## Begin EXERCISE DATA

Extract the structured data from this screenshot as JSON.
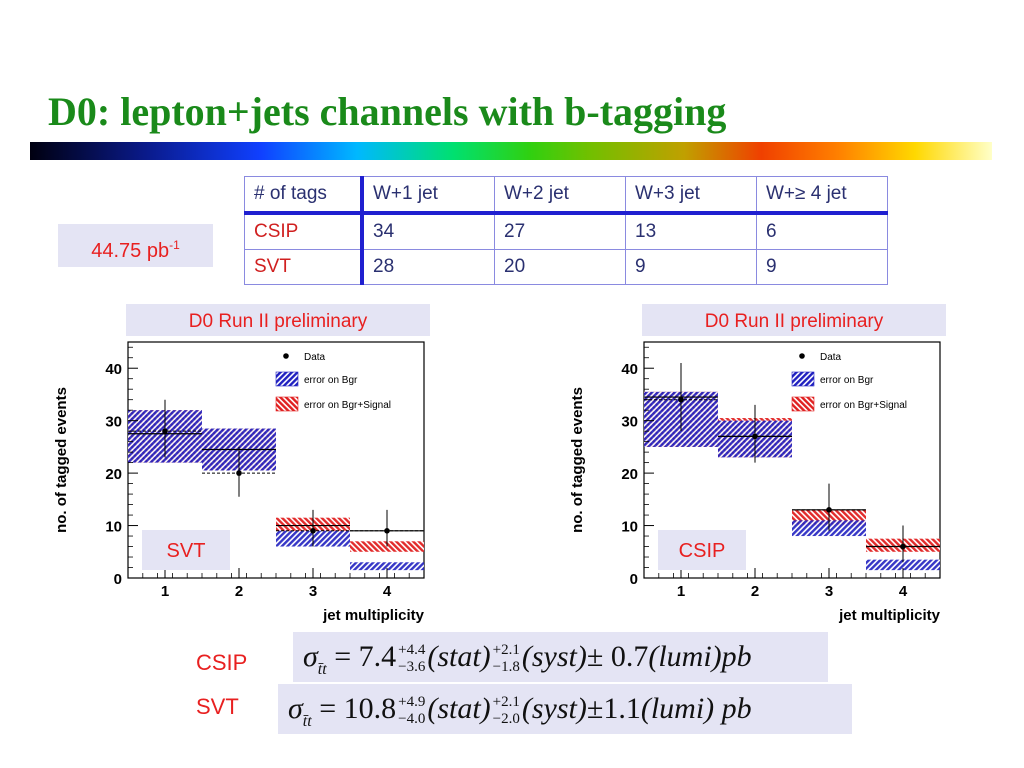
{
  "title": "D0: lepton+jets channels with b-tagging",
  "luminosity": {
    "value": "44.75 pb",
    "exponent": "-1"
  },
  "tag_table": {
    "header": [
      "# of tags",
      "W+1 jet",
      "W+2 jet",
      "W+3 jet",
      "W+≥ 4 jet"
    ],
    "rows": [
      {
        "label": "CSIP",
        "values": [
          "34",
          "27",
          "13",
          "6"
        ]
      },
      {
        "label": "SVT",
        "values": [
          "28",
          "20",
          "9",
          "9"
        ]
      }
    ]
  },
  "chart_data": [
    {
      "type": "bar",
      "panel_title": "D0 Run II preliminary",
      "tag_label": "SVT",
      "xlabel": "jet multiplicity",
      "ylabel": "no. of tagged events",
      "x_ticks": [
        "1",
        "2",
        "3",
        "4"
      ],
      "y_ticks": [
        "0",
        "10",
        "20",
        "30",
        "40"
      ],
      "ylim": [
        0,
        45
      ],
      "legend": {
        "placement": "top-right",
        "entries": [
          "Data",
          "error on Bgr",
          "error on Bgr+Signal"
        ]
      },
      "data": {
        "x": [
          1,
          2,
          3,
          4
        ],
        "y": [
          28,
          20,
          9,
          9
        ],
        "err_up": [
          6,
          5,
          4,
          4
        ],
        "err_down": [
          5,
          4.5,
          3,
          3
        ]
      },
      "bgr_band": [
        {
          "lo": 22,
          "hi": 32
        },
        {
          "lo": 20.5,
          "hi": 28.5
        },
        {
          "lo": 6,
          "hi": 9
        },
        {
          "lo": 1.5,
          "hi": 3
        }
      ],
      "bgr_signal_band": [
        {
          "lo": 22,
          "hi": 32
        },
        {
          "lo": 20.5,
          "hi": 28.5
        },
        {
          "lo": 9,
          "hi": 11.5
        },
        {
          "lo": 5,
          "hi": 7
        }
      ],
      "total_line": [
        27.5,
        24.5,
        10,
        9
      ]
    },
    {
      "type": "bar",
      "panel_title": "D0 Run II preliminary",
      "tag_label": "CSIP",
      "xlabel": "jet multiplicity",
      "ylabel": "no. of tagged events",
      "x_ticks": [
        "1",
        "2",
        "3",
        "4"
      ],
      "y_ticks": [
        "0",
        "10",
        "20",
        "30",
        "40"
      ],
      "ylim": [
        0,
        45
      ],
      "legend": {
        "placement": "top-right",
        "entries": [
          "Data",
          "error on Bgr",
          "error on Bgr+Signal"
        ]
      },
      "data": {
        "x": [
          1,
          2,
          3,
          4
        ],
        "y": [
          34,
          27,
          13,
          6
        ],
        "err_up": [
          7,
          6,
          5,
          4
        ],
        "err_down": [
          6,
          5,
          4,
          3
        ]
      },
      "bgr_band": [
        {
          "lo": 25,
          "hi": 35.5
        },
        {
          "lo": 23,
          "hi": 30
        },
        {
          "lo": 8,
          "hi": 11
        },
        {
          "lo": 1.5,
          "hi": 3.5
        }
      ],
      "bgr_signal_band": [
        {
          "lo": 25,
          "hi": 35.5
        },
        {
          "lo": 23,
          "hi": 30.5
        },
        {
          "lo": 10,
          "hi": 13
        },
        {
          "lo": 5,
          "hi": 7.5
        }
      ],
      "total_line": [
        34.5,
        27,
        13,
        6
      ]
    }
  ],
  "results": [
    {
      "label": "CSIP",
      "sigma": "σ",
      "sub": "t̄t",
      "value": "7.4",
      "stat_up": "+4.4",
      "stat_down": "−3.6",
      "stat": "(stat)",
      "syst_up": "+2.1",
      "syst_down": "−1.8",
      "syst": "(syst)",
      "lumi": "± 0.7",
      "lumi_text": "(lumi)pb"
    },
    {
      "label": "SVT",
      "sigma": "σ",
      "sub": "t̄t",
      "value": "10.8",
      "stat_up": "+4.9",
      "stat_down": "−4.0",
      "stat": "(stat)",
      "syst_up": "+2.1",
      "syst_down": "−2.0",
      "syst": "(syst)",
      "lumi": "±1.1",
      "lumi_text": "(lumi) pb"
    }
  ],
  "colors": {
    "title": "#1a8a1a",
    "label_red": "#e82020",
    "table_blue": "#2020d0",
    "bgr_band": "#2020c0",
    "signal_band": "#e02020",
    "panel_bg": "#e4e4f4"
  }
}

## End EXERCISE DATA

* [WORK TO BE COMPLETED]
Reproduce every entry word for word, but omit the pictures.

* [IN RESPONSE]
Extract the structured data from this screenshot as JSON.
{
  "title": "D0: lepton+jets channels with b-tagging",
  "luminosity": {
    "value": "44.75 pb",
    "exponent": "-1"
  },
  "tag_table": {
    "header": [
      "# of tags",
      "W+1 jet",
      "W+2 jet",
      "W+3 jet",
      "W+≥ 4 jet"
    ],
    "rows": [
      {
        "label": "CSIP",
        "values": [
          "34",
          "27",
          "13",
          "6"
        ]
      },
      {
        "label": "SVT",
        "values": [
          "28",
          "20",
          "9",
          "9"
        ]
      }
    ]
  },
  "chart_data": [
    {
      "type": "bar",
      "panel_title": "D0 Run II preliminary",
      "tag_label": "SVT",
      "xlabel": "jet multiplicity",
      "ylabel": "no. of tagged events",
      "x_ticks": [
        "1",
        "2",
        "3",
        "4"
      ],
      "y_ticks": [
        "0",
        "10",
        "20",
        "30",
        "40"
      ],
      "ylim": [
        0,
        45
      ],
      "legend": {
        "placement": "top-right",
        "entries": [
          "Data",
          "error on Bgr",
          "error on Bgr+Signal"
        ]
      },
      "data": {
        "x": [
          1,
          2,
          3,
          4
        ],
        "y": [
          28,
          20,
          9,
          9
        ],
        "err_up": [
          6,
          5,
          4,
          4
        ],
        "err_down": [
          5,
          4.5,
          3,
          3
        ]
      },
      "bgr_band": [
        {
          "lo": 22,
          "hi": 32
        },
        {
          "lo": 20.5,
          "hi": 28.5
        },
        {
          "lo": 6,
          "hi": 9
        },
        {
          "lo": 1.5,
          "hi": 3
        }
      ],
      "bgr_signal_band": [
        {
          "lo": 22,
          "hi": 32
        },
        {
          "lo": 20.5,
          "hi": 28.5
        },
        {
          "lo": 9,
          "hi": 11.5
        },
        {
          "lo": 5,
          "hi": 7
        }
      ],
      "total_line": [
        27.5,
        24.5,
        10,
        9
      ]
    },
    {
      "type": "bar",
      "panel_title": "D0 Run II preliminary",
      "tag_label": "CSIP",
      "xlabel": "jet multiplicity",
      "ylabel": "no. of tagged events",
      "x_ticks": [
        "1",
        "2",
        "3",
        "4"
      ],
      "y_ticks": [
        "0",
        "10",
        "20",
        "30",
        "40"
      ],
      "ylim": [
        0,
        45
      ],
      "legend": {
        "placement": "top-right",
        "entries": [
          "Data",
          "error on Bgr",
          "error on Bgr+Signal"
        ]
      },
      "data": {
        "x": [
          1,
          2,
          3,
          4
        ],
        "y": [
          34,
          27,
          13,
          6
        ],
        "err_up": [
          7,
          6,
          5,
          4
        ],
        "err_down": [
          6,
          5,
          4,
          3
        ]
      },
      "bgr_band": [
        {
          "lo": 25,
          "hi": 35.5
        },
        {
          "lo": 23,
          "hi": 30
        },
        {
          "lo": 8,
          "hi": 11
        },
        {
          "lo": 1.5,
          "hi": 3.5
        }
      ],
      "bgr_signal_band": [
        {
          "lo": 25,
          "hi": 35.5
        },
        {
          "lo": 23,
          "hi": 30.5
        },
        {
          "lo": 10,
          "hi": 13
        },
        {
          "lo": 5,
          "hi": 7.5
        }
      ],
      "total_line": [
        34.5,
        27,
        13,
        6
      ]
    }
  ],
  "results": [
    {
      "label": "CSIP",
      "sigma": "σ",
      "sub": "t̄t",
      "value": "7.4",
      "stat_up": "+4.4",
      "stat_down": "−3.6",
      "stat": "(stat)",
      "syst_up": "+2.1",
      "syst_down": "−1.8",
      "syst": "(syst)",
      "lumi": "± 0.7",
      "lumi_text": "(lumi)pb"
    },
    {
      "label": "SVT",
      "sigma": "σ",
      "sub": "t̄t",
      "value": "10.8",
      "stat_up": "+4.9",
      "stat_down": "−4.0",
      "stat": "(stat)",
      "syst_up": "+2.1",
      "syst_down": "−2.0",
      "syst": "(syst)",
      "lumi": "±1.1",
      "lumi_text": "(lumi) pb"
    }
  ],
  "colors": {
    "title": "#1a8a1a",
    "label_red": "#e82020",
    "table_blue": "#2020d0",
    "bgr_band": "#2020c0",
    "signal_band": "#e02020",
    "panel_bg": "#e4e4f4"
  }
}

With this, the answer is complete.